Written instruction: All records below must be retyped exactly.

━━━━━━━━━━━━━━━━━━━━━━━━━━━━━━

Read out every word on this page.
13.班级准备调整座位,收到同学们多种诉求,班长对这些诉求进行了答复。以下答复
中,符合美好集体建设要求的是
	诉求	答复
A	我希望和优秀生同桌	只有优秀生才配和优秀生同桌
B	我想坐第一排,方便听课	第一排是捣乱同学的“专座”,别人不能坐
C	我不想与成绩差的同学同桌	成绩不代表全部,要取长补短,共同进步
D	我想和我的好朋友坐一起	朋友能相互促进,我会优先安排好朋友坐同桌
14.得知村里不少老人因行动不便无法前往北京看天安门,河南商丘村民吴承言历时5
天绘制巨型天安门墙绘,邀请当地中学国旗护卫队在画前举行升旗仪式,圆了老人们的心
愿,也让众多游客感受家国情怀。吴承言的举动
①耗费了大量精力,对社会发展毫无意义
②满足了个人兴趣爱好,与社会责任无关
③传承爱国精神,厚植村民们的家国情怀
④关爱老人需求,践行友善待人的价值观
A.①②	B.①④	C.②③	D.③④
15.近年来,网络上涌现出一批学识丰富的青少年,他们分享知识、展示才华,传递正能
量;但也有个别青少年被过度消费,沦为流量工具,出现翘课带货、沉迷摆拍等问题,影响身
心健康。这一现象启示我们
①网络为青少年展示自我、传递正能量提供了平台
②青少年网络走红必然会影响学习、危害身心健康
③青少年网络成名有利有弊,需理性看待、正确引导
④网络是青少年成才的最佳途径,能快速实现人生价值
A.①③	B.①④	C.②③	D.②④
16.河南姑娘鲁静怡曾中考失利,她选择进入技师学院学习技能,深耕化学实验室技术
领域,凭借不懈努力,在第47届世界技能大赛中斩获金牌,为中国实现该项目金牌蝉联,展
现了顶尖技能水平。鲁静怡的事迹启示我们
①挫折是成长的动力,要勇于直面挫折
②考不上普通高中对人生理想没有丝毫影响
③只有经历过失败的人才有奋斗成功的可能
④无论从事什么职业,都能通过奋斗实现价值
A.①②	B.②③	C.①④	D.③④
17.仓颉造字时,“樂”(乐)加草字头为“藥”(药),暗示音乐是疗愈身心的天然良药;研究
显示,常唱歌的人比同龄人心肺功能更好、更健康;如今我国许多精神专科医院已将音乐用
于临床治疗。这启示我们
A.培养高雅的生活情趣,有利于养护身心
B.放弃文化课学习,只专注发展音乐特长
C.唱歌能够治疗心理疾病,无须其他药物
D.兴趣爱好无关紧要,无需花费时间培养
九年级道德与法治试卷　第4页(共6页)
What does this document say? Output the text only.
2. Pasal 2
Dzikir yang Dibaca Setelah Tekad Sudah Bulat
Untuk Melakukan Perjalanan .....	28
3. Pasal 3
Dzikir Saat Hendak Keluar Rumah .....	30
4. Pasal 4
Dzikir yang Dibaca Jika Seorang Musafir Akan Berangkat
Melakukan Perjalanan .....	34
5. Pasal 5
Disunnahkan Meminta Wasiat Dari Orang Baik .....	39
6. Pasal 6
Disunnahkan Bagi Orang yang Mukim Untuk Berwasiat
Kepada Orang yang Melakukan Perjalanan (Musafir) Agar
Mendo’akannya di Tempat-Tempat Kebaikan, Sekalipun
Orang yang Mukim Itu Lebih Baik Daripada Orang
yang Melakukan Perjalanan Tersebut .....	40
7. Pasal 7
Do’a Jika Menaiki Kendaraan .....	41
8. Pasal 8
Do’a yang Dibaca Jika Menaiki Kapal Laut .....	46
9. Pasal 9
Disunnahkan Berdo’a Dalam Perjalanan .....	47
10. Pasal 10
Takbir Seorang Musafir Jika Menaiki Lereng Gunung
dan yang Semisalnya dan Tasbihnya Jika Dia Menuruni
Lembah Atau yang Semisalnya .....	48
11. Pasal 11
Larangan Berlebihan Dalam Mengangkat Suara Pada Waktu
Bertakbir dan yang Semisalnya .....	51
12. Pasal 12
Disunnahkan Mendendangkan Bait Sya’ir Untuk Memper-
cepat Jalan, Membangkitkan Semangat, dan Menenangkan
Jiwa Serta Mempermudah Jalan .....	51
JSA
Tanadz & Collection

━━━━━━━━━━━━━━━━━━━━━━━━━━━━━━

Exercise result:
Read out every word on this page.
13.班级准备调整座位,收到同学们多种诉求,班长对这些诉求进行了答复。以下答复
中,符合美好集体建设要求的是
	诉求	答复
A	我希望和优秀生同桌	只有优秀生才配和优秀生同桌
B	我想坐第一排,方便听课	第一排是捣乱同学的“专座”,别人不能坐
C	我不想与成绩差的同学同桌	成绩不代表全部,要取长补短,共同进步
D	我想和我的好朋友坐一起	朋友能相互促进,我会优先安排好朋友坐同桌
14.得知村里不少老人因行动不便无法前往北京看天安门,河南商丘村民吴承言历时5
天绘制巨型天安门墙绘,邀请当地中学国旗护卫队在画前举行升旗仪式,圆了老人们的心
愿,也让众多游客感受家国情怀。吴承言的举动
①耗费了大量精力,对社会发展毫无意义
②满足了个人兴趣爱好,与社会责任无关
③传承爱国精神,厚植村民们的家国情怀
④关爱老人需求,践行友善待人的价值观
A.①②	B.①④	C.②③	D.③④
15.近年来,网络上涌现出一批学识丰富的青少年,他们分享知识、展示才华,传递正能
量;但也有个别青少年被过度消费,沦为流量工具,出现翘课带货、沉迷摆拍等问题,影响身
心健康。这一现象启示我们
①网络为青少年展示自我、传递正能量提供了平台
②青少年网络走红必然会影响学习、危害身心健康
③青少年网络成名有利有弊,需理性看待、正确引导
④网络是青少年成才的最佳途径,能快速实现人生价值
A.①③	B.①④	C.②③	D.②④
16.河南姑娘鲁静怡曾中考失利,她选择进入技师学院学习技能,深耕化学实验室技术
领域,凭借不懈努力,在第47届世界技能大赛中斩获金牌,为中国实现该项目金牌蝉联,展
现了顶尖技能水平。鲁静怡的事迹启示我们
①挫折是成长的动力,要勇于直面挫折
②考不上普通高中对人生理想没有丝毫影响
③只有经历过失败的人才有奋斗成功的可能
④无论从事什么职业,都能通过奋斗实现价值
A.①②	B.②③	C.①④	D.③④
17.仓颉造字时,“樂”(乐)加草字头为“藥”(药),暗示音乐是疗愈身心的天然良药;研究
显示,常唱歌的人比同龄人心肺功能更好、更健康;如今我国许多精神专科医院已将音乐用
于临床治疗。这启示我们
A.培养高雅的生活情趣,有利于养护身心
B.放弃文化课学习,只专注发展音乐特长
C.唱歌能够治疗心理疾病,无须其他药物
D.兴趣爱好无关紧要,无需花费时间培养
九年级道德与法治试卷　第4页(共6页)
What does this document say? Output the text only.
2. Pasal 2
Dzikir yang Dibaca Setelah Tekad Sudah Bulat
Untuk Melakukan Perjalanan .....	28
3. Pasal 3
Dzikir Saat Hendak Keluar Rumah .....	30
4. Pasal 4
Dzikir yang Dibaca Jika Seorang Musafir Akan Berangkat
Melakukan Perjalanan .....	34
5. Pasal 5
Disunnahkan Meminta Wasiat Dari Orang Baik .....	39
6. Pasal 6
Disunnahkan Bagi Orang yang Mukim Untuk Berwasiat
Kepada Orang yang Melakukan Perjalanan (Musafir) Agar
Mendo’akannya di Tempat-Tempat Kebaikan, Sekalipun
Orang yang Mukim Itu Lebih Baik Daripada Orang
yang Melakukan Perjalanan Tersebut .....	40
7. Pasal 7
Do’a Jika Menaiki Kendaraan .....	41
8. Pasal 8
Do’a yang Dibaca Jika Menaiki Kapal Laut .....	46
9. Pasal 9
Disunnahkan Berdo’a Dalam Perjalanan .....	47
10. Pasal 10
Takbir Seorang Musafir Jika Menaiki Lereng Gunung
dan yang Semisalnya dan Tasbihnya Jika Dia Menuruni
Lembah Atau yang Semisalnya .....	48
11. Pasal 11
Larangan Berlebihan Dalam Mengangkat Suara Pada Waktu
Bertakbir dan yang Semisalnya .....	51
12. Pasal 12
Disunnahkan Mendendangkan Bait Sya’ir Untuk Memper-
cepat Jalan, Membangkitkan Semangat, dan Menenangkan
Jiwa Serta Mempermudah Jalan .....	51
JSA
Tanadz & Collection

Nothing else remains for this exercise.